Available records:
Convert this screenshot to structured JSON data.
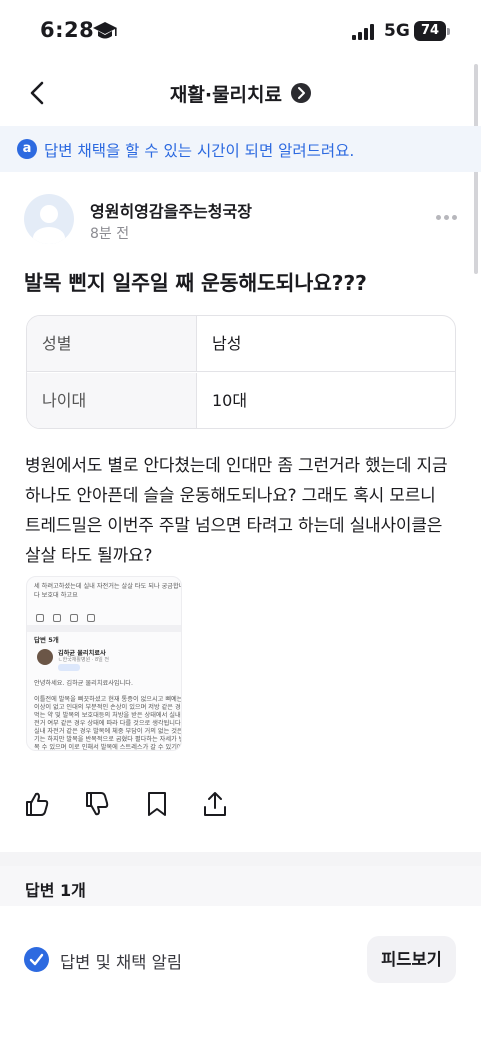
{
  "status_bar": {
    "time": "6:28",
    "network": "5G",
    "battery": "74"
  },
  "header": {
    "title": "재활·물리치료"
  },
  "notice": {
    "icon_letter": "a",
    "text": "답변 채택을 할 수 있는 시간이 되면 알려드려요."
  },
  "author": {
    "name": "영원히영감을주는청국장",
    "time": "8분 전"
  },
  "question": {
    "title": "발목 삔지 일주일 째 운동해도되나요???",
    "info": [
      {
        "key": "성별",
        "value": "남성"
      },
      {
        "key": "나이대",
        "value": "10대"
      }
    ],
    "body": "병원에서도 별로 안다쳤는데 인대만 좀 그런거라 했는데 지금 하나도 안아픈데 슬슬 운동해도되나요? 그래도 혹시 모르니 트레드밀은 이번주 주말 넘으면 타려고 하는데 실내사이클은 살살 타도 될까요?"
  },
  "attachment": {
    "lines_top": [
      "세 하려고하셨는데  실내 자전거는 살살 타도 되나 궁금합니",
      "다 보호대 하고요"
    ],
    "answer_label": "답변 5개",
    "expert_name": "김하균 물리치료사",
    "expert_sub": "ㄴ한국재활병원 · 8일 전",
    "lines_body": [
      "안녕하세요. 김하균 물리치료사입니다.",
      "",
      "이틀전에 발목을 삐끗하셨고 현재 통증이 없으시고 삐예는",
      "이상이 없고 인대의 부분적인 손상이 있으며 저방 같은 경우",
      "먹는 약 및 발목의 보호대등의 처방을 받은 상태에서 실내 자",
      "전거 여부 같은 경우 상태에 따라 다를 것으로 생각됩니다.",
      "실내 자전거 같은 경우 발목에 체중 부담이 거의 없는 것은 맞",
      "기는 하지만 발목을 반복적으로 굽혔다 펼다하는 자세가 반",
      "복 수 있으며 이로 인해서 발목에 스트레스가 갈 수 있기에"
    ]
  },
  "actions": [
    "like-icon",
    "dislike-icon",
    "bookmark-icon",
    "share-icon"
  ],
  "answers": {
    "label": "답변 1개"
  },
  "notify": {
    "label": "답변 및 채택 알림",
    "feed_button": "피드보기"
  },
  "colors": {
    "accent": "#2d6ae0",
    "notice_bg": "#f1f5fb",
    "text": "#1b1b1f",
    "muted": "#8c8c92"
  }
}
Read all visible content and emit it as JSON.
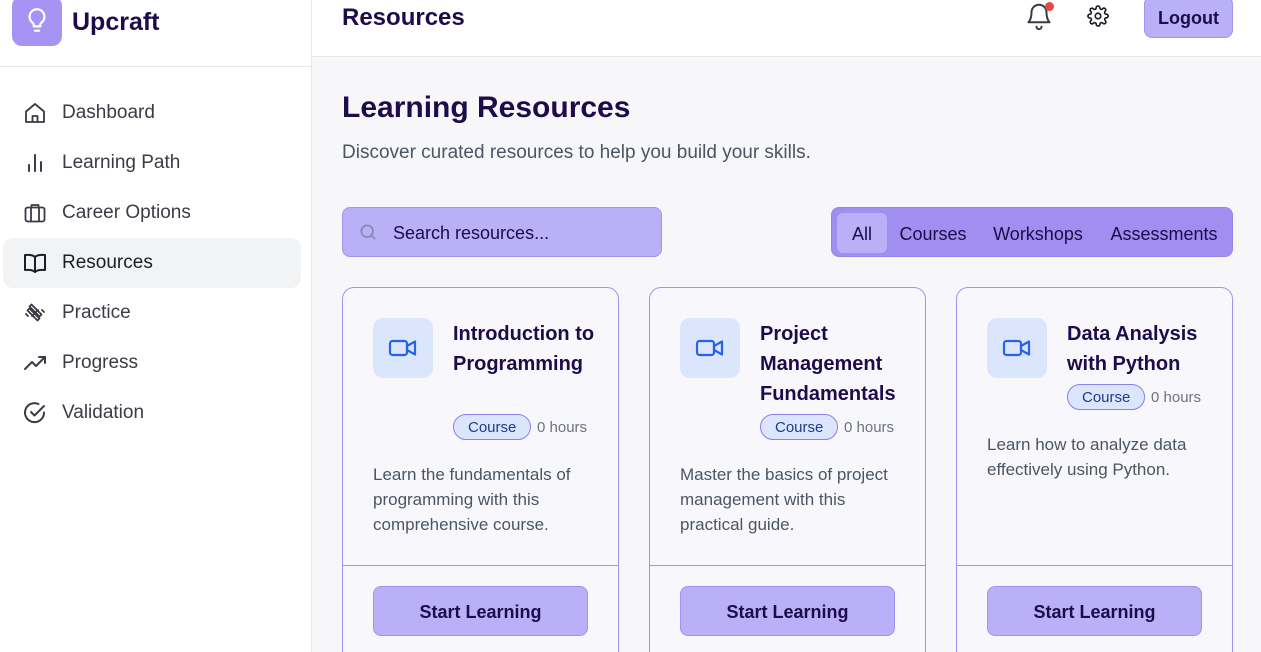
{
  "app": {
    "name": "Upcraft"
  },
  "sidebar": {
    "items": [
      {
        "label": "Dashboard",
        "icon": "home-icon",
        "active": false
      },
      {
        "label": "Learning Path",
        "icon": "bar-chart-icon",
        "active": false
      },
      {
        "label": "Career Options",
        "icon": "briefcase-icon",
        "active": false
      },
      {
        "label": "Resources",
        "icon": "book-open-icon",
        "active": true
      },
      {
        "label": "Practice",
        "icon": "dumbbell-icon",
        "active": false
      },
      {
        "label": "Progress",
        "icon": "trending-up-icon",
        "active": false
      },
      {
        "label": "Validation",
        "icon": "check-circle-icon",
        "active": false
      }
    ]
  },
  "header": {
    "title": "Resources",
    "logout_label": "Logout",
    "has_notification": true
  },
  "page": {
    "title": "Learning Resources",
    "subtitle": "Discover curated resources to help you build your skills."
  },
  "search": {
    "placeholder": "Search resources..."
  },
  "filters": [
    {
      "label": "All",
      "active": true
    },
    {
      "label": "Courses",
      "active": false
    },
    {
      "label": "Workshops",
      "active": false
    },
    {
      "label": "Assessments",
      "active": false
    }
  ],
  "resources": [
    {
      "title": "Introduction to Programming",
      "type": "Course",
      "duration": "0 hours",
      "description": "Learn the fundamentals of programming with this comprehensive course.",
      "button": "Start Learning",
      "icon": "video-icon"
    },
    {
      "title": "Project Management Fundamentals",
      "type": "Course",
      "duration": "0 hours",
      "description": "Master the basics of project management with this practical guide.",
      "button": "Start Learning",
      "icon": "video-icon"
    },
    {
      "title": "Data Analysis with Python",
      "type": "Course",
      "duration": "0 hours",
      "description": "Learn how to analyze data effectively using Python.",
      "button": "Start Learning",
      "icon": "video-icon"
    }
  ],
  "colors": {
    "accent": "#b9b0f8",
    "accent_dark": "#a08ff0",
    "brand_text": "#1d0b4a",
    "icon_blue": "#2563eb",
    "notification": "#ef4444"
  }
}
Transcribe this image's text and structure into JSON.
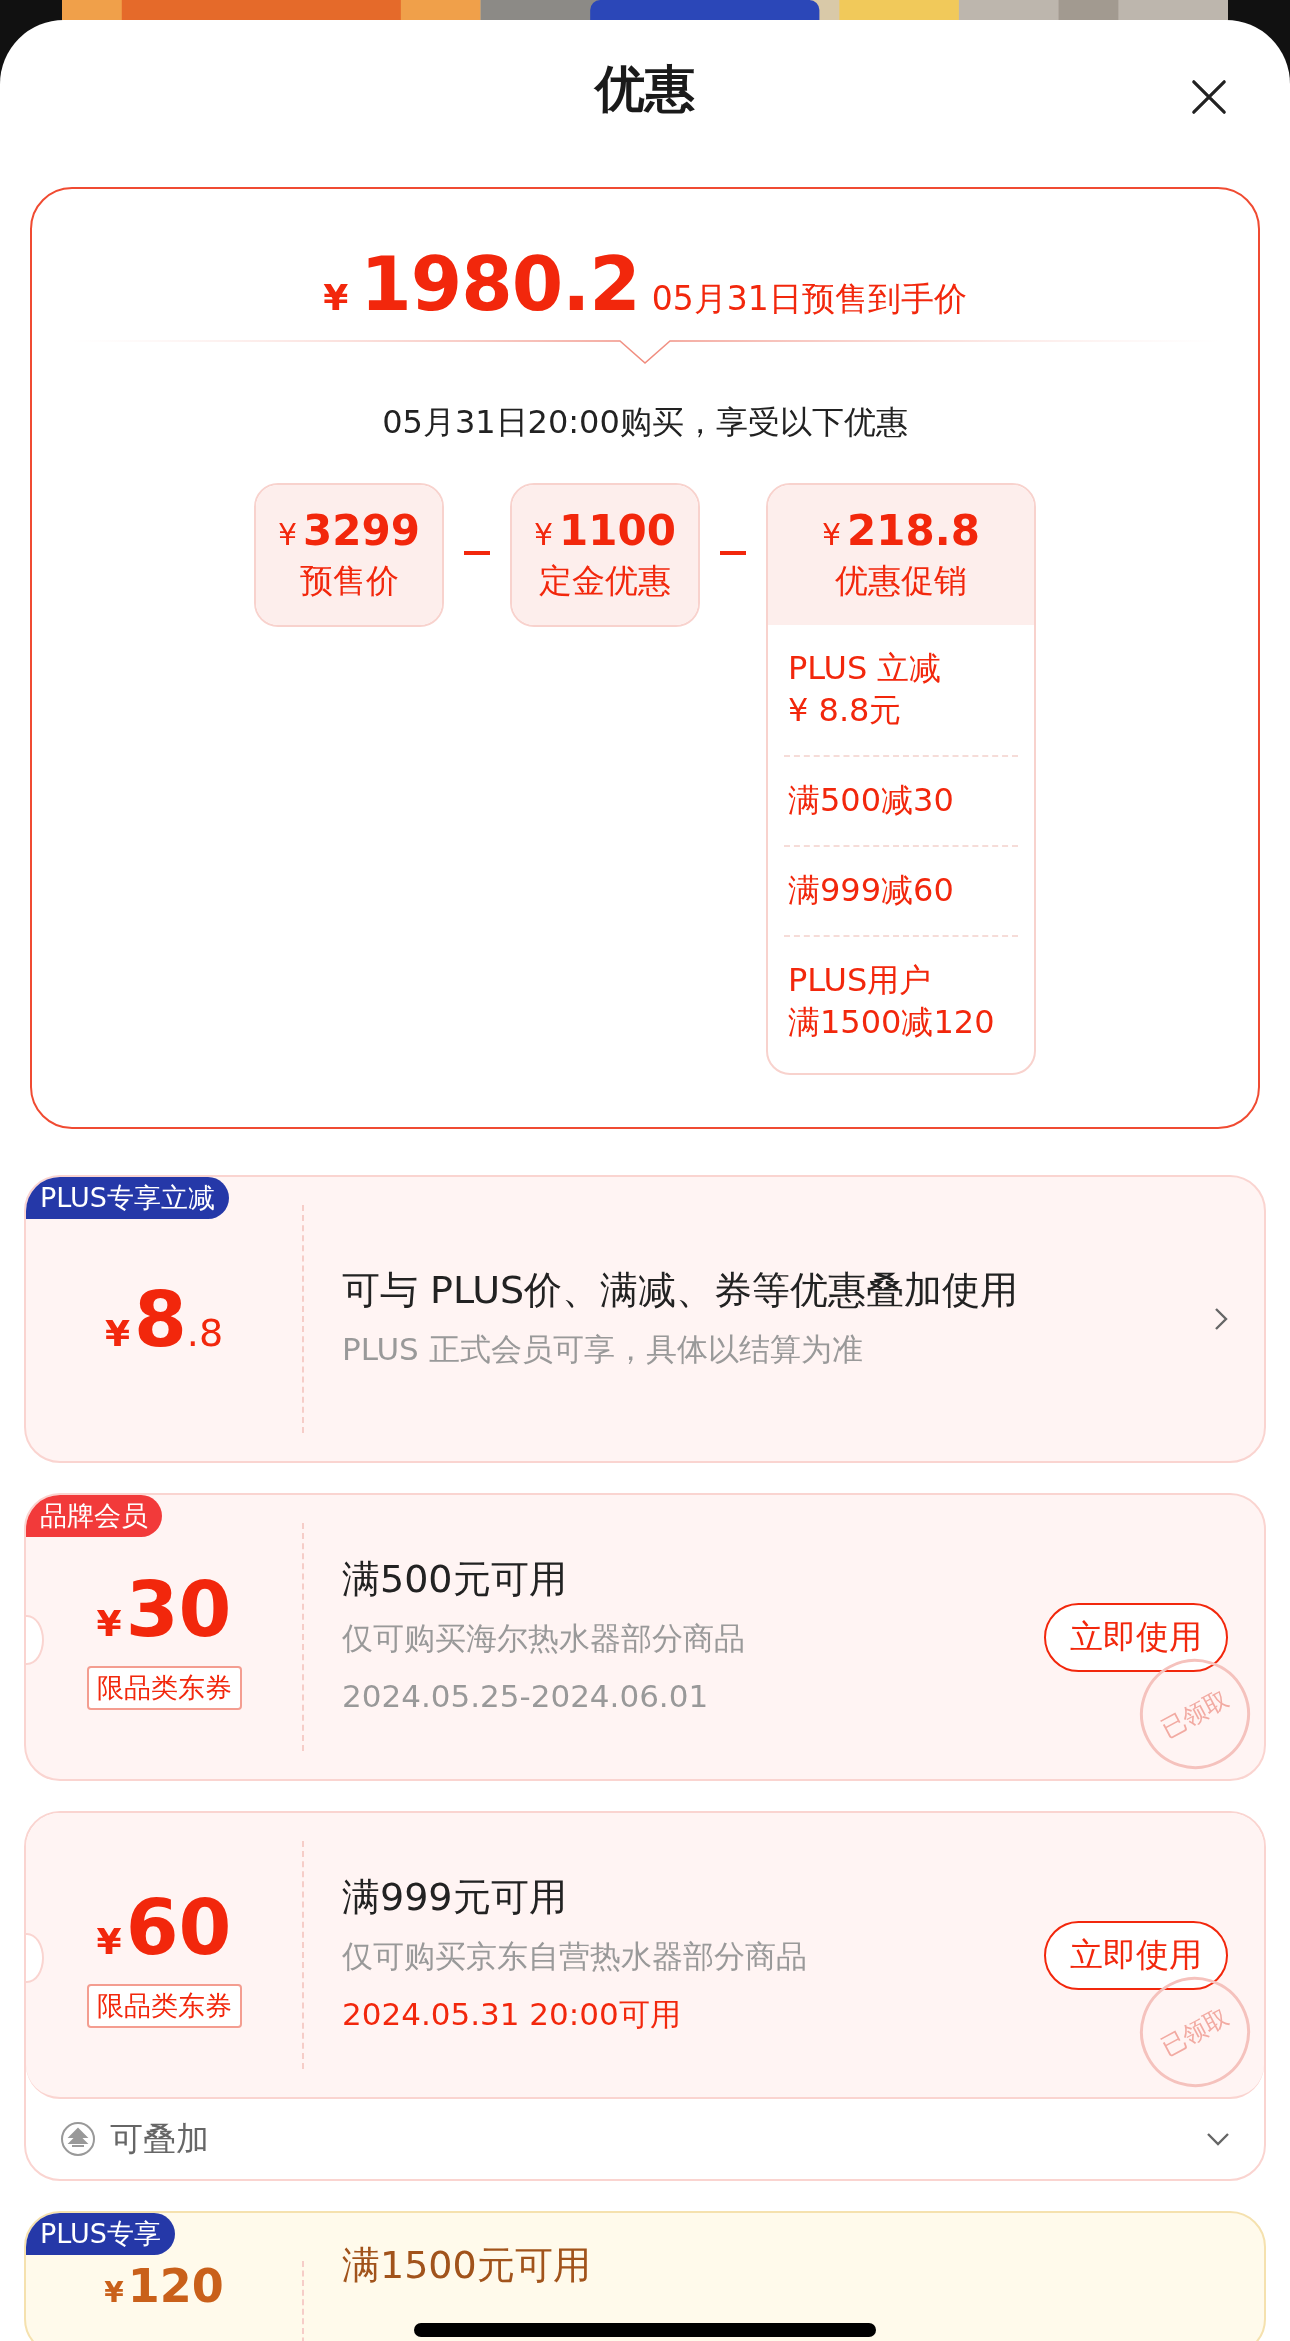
{
  "sheet": {
    "title": "优惠"
  },
  "summary": {
    "currency": "¥",
    "price": "1980.2",
    "price_note": "05月31日预售到手价",
    "purchase_note": "05月31日20:00购买，享受以下优惠",
    "breakdown": [
      {
        "currency": "¥",
        "amount": "3299",
        "label": "预售价"
      },
      {
        "currency": "¥",
        "amount": "1100",
        "label": "定金优惠"
      },
      {
        "currency": "¥",
        "amount": "218.8",
        "label": "优惠促销",
        "details": [
          {
            "lines": [
              "PLUS 立减",
              "¥ 8.8元"
            ]
          },
          {
            "lines": [
              "满500减30"
            ]
          },
          {
            "lines": [
              "满999减60"
            ]
          },
          {
            "lines": [
              "PLUS用户",
              "满1500减120"
            ]
          }
        ]
      }
    ]
  },
  "coupons": [
    {
      "kind": "plus-discount",
      "badge": "PLUS专享立减",
      "color": "#2538a8",
      "currency": "¥",
      "amount": "8",
      "decimal": ".8",
      "title": "可与 PLUS价、满减、券等优惠叠加使用",
      "subtitle": "PLUS 正式会员可享，具体以结算为准"
    },
    {
      "kind": "coupon",
      "badge": "品牌会员",
      "color": "#f23a3a",
      "currency": "¥",
      "amount": "30",
      "tag": "限品类东券",
      "title": "满500元可用",
      "subtitle": "仅可购买海尔热水器部分商品",
      "validity": "2024.05.25-2024.06.01",
      "validity_active": false,
      "button": "立即使用",
      "stamp": "已领取"
    },
    {
      "kind": "coupon",
      "currency": "¥",
      "amount": "60",
      "tag": "限品类东券",
      "title": "满999元可用",
      "subtitle": "仅可购买京东自营热水器部分商品",
      "validity": "2024.05.31 20:00可用",
      "validity_active": true,
      "button": "立即使用",
      "stamp": "已领取",
      "footer": {
        "label": "可叠加",
        "expanded": false
      }
    },
    {
      "kind": "plus-coupon",
      "badge": "PLUS专享",
      "color": "#2538a8",
      "currency": "¥",
      "amount": "120",
      "title": "满1500元可用"
    }
  ]
}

Objective: The records above are to be restated exactly, without their pictures.

Solution:
Convert this screenshot to structured JSON data.
{
  "status_bar": {
    "time": "6:28",
    "network": "5G",
    "battery": "74"
  },
  "header": {
    "title": "재활·물리치료"
  },
  "notice": {
    "icon_letter": "a",
    "text": "답변 채택을 할 수 있는 시간이 되면 알려드려요."
  },
  "author": {
    "name": "영원히영감을주는청국장",
    "time": "8분 전"
  },
  "question": {
    "title": "발목 삔지 일주일 째 운동해도되나요???",
    "info": [
      {
        "key": "성별",
        "value": "남성"
      },
      {
        "key": "나이대",
        "value": "10대"
      }
    ],
    "body": "병원에서도 별로 안다쳤는데 인대만 좀 그런거라 했는데 지금 하나도 안아픈데 슬슬 운동해도되나요? 그래도 혹시 모르니 트레드밀은 이번주 주말 넘으면 타려고 하는데 실내사이클은 살살 타도 될까요?"
  },
  "attachment": {
    "lines_top": [
      "세 하려고하셨는데  실내 자전거는 살살 타도 되나 궁금합니",
      "다 보호대 하고요"
    ],
    "answer_label": "답변 5개",
    "expert_name": "김하균 물리치료사",
    "expert_sub": "ㄴ한국재활병원 · 8일 전",
    "lines_body": [
      "안녕하세요. 김하균 물리치료사입니다.",
      "",
      "이틀전에 발목을 삐끗하셨고 현재 통증이 없으시고 삐예는",
      "이상이 없고 인대의 부분적인 손상이 있으며 저방 같은 경우",
      "먹는 약 및 발목의 보호대등의 처방을 받은 상태에서 실내 자",
      "전거 여부 같은 경우 상태에 따라 다를 것으로 생각됩니다.",
      "실내 자전거 같은 경우 발목에 체중 부담이 거의 없는 것은 맞",
      "기는 하지만 발목을 반복적으로 굽혔다 펼다하는 자세가 반",
      "복 수 있으며 이로 인해서 발목에 스트레스가 갈 수 있기에"
    ]
  },
  "actions": [
    "like-icon",
    "dislike-icon",
    "bookmark-icon",
    "share-icon"
  ],
  "answers": {
    "label": "답변 1개"
  },
  "notify": {
    "label": "답변 및 채택 알림",
    "feed_button": "피드보기"
  },
  "colors": {
    "accent": "#2d6ae0",
    "notice_bg": "#f1f5fb",
    "text": "#1b1b1f",
    "muted": "#8c8c92"
  }
}
Read all visible content and emit it as JSON.
{
  "app": {
    "name": "Upcraft"
  },
  "sidebar": {
    "items": [
      {
        "label": "Dashboard",
        "icon": "home-icon",
        "active": false
      },
      {
        "label": "Learning Path",
        "icon": "bar-chart-icon",
        "active": false
      },
      {
        "label": "Career Options",
        "icon": "briefcase-icon",
        "active": false
      },
      {
        "label": "Resources",
        "icon": "book-open-icon",
        "active": true
      },
      {
        "label": "Practice",
        "icon": "dumbbell-icon",
        "active": false
      },
      {
        "label": "Progress",
        "icon": "trending-up-icon",
        "active": false
      },
      {
        "label": "Validation",
        "icon": "check-circle-icon",
        "active": false
      }
    ]
  },
  "header": {
    "title": "Resources",
    "logout_label": "Logout",
    "has_notification": true
  },
  "page": {
    "title": "Learning Resources",
    "subtitle": "Discover curated resources to help you build your skills."
  },
  "search": {
    "placeholder": "Search resources..."
  },
  "filters": [
    {
      "label": "All",
      "active": true
    },
    {
      "label": "Courses",
      "active": false
    },
    {
      "label": "Workshops",
      "active": false
    },
    {
      "label": "Assessments",
      "active": false
    }
  ],
  "resources": [
    {
      "title": "Introduction to Programming",
      "type": "Course",
      "duration": "0 hours",
      "description": "Learn the fundamentals of programming with this comprehensive course.",
      "button": "Start Learning",
      "icon": "video-icon"
    },
    {
      "title": "Project Management Fundamentals",
      "type": "Course",
      "duration": "0 hours",
      "description": "Master the basics of project management with this practical guide.",
      "button": "Start Learning",
      "icon": "video-icon"
    },
    {
      "title": "Data Analysis with Python",
      "type": "Course",
      "duration": "0 hours",
      "description": "Learn how to analyze data effectively using Python.",
      "button": "Start Learning",
      "icon": "video-icon"
    }
  ],
  "colors": {
    "accent": "#b9b0f8",
    "accent_dark": "#a08ff0",
    "brand_text": "#1d0b4a",
    "icon_blue": "#2563eb",
    "notification": "#ef4444"
  }
}
Transcribe this image's text and structure into JSON.
{
  "sheet": {
    "title": "优惠"
  },
  "summary": {
    "currency": "¥",
    "price": "1980.2",
    "price_note": "05月31日预售到手价",
    "purchase_note": "05月31日20:00购买，享受以下优惠",
    "breakdown": [
      {
        "currency": "¥",
        "amount": "3299",
        "label": "预售价"
      },
      {
        "currency": "¥",
        "amount": "1100",
        "label": "定金优惠"
      },
      {
        "currency": "¥",
        "amount": "218.8",
        "label": "优惠促销",
        "details": [
          {
            "lines": [
              "PLUS 立减",
              "¥ 8.8元"
            ]
          },
          {
            "lines": [
              "满500减30"
            ]
          },
          {
            "lines": [
              "满999减60"
            ]
          },
          {
            "lines": [
              "PLUS用户",
              "满1500减120"
            ]
          }
        ]
      }
    ]
  },
  "coupons": [
    {
      "kind": "plus-discount",
      "badge": "PLUS专享立减",
      "color": "#2538a8",
      "currency": "¥",
      "amount": "8",
      "decimal": ".8",
      "title": "可与 PLUS价、满减、券等优惠叠加使用",
      "subtitle": "PLUS 正式会员可享，具体以结算为准"
    },
    {
      "kind": "coupon",
      "badge": "品牌会员",
      "color": "#f23a3a",
      "currency": "¥",
      "amount": "30",
      "tag": "限品类东券",
      "title": "满500元可用",
      "subtitle": "仅可购买海尔热水器部分商品",
      "validity": "2024.05.25-2024.06.01",
      "validity_active": false,
      "button": "立即使用",
      "stamp": "已领取"
    },
    {
      "kind": "coupon",
      "currency": "¥",
      "amount": "60",
      "tag": "限品类东券",
      "title": "满999元可用",
      "subtitle": "仅可购买京东自营热水器部分商品",
      "validity": "2024.05.31 20:00可用",
      "validity_active": true,
      "button": "立即使用",
      "stamp": "已领取",
      "footer": {
        "label": "可叠加",
        "expanded": false
      }
    },
    {
      "kind": "plus-coupon",
      "badge": "PLUS专享",
      "color": "#2538a8",
      "currency": "¥",
      "amount": "120",
      "title": "满1500元可用"
    }
  ]
}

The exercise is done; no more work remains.